━━━ RECORD EXTRACTS
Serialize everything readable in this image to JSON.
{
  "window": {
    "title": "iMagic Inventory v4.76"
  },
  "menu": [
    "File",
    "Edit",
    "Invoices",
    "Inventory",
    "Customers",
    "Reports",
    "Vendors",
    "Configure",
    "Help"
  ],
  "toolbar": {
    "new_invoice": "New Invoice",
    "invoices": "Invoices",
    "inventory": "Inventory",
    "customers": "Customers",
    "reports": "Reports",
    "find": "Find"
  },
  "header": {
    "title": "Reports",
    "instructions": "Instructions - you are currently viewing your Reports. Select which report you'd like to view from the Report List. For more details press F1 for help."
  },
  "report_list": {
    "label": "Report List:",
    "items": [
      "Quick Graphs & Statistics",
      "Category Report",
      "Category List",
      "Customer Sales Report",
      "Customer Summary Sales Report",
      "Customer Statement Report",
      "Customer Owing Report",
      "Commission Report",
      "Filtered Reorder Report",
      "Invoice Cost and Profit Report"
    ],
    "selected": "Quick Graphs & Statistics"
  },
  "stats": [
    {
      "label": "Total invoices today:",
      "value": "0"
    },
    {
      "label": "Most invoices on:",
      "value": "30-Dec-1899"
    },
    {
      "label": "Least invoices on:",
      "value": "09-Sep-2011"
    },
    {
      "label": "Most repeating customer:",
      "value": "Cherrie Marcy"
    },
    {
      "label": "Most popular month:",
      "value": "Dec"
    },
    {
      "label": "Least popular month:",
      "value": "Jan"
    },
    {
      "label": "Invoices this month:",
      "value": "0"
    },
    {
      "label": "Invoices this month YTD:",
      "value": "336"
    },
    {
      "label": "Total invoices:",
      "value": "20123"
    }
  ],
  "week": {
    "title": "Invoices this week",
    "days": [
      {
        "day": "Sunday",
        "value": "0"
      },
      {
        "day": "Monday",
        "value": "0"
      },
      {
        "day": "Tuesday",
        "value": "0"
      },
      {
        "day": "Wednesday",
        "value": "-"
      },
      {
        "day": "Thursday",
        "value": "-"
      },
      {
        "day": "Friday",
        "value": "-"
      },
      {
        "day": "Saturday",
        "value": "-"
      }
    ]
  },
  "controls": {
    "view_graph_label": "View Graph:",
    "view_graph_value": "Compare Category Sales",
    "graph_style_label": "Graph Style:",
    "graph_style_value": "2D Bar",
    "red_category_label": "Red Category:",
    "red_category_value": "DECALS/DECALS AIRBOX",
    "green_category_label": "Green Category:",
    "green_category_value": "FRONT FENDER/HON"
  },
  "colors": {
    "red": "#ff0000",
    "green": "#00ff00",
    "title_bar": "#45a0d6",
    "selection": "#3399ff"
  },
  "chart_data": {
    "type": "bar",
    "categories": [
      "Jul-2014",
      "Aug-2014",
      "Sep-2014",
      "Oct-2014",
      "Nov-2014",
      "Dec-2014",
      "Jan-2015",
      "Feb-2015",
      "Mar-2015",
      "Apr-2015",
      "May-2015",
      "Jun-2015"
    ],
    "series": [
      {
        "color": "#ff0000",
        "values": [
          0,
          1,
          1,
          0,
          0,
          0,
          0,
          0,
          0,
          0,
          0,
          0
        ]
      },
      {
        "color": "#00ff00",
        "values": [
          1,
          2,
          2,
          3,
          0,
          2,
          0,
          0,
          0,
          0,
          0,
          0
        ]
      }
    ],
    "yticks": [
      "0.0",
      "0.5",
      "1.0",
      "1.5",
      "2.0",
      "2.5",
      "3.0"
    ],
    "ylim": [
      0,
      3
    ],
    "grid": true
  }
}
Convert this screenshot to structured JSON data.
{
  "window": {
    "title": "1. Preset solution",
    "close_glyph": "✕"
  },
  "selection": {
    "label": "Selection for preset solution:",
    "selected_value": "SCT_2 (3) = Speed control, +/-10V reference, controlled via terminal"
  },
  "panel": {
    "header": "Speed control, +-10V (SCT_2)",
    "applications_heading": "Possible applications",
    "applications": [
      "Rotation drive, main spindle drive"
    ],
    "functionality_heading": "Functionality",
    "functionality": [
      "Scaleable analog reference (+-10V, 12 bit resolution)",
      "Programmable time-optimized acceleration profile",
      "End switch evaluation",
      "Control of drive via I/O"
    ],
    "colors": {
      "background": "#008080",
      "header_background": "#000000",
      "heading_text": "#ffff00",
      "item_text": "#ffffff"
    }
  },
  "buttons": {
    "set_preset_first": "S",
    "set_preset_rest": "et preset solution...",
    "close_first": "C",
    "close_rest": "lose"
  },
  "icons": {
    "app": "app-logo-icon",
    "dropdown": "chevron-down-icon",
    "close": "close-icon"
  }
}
━━━━━━
*EXERCISE TASK:* Write out every line from the entries where "Total" appears.

*FULL RESPONSE:*
      "label": "Total invoices today:",
      "label": "Total invoices:",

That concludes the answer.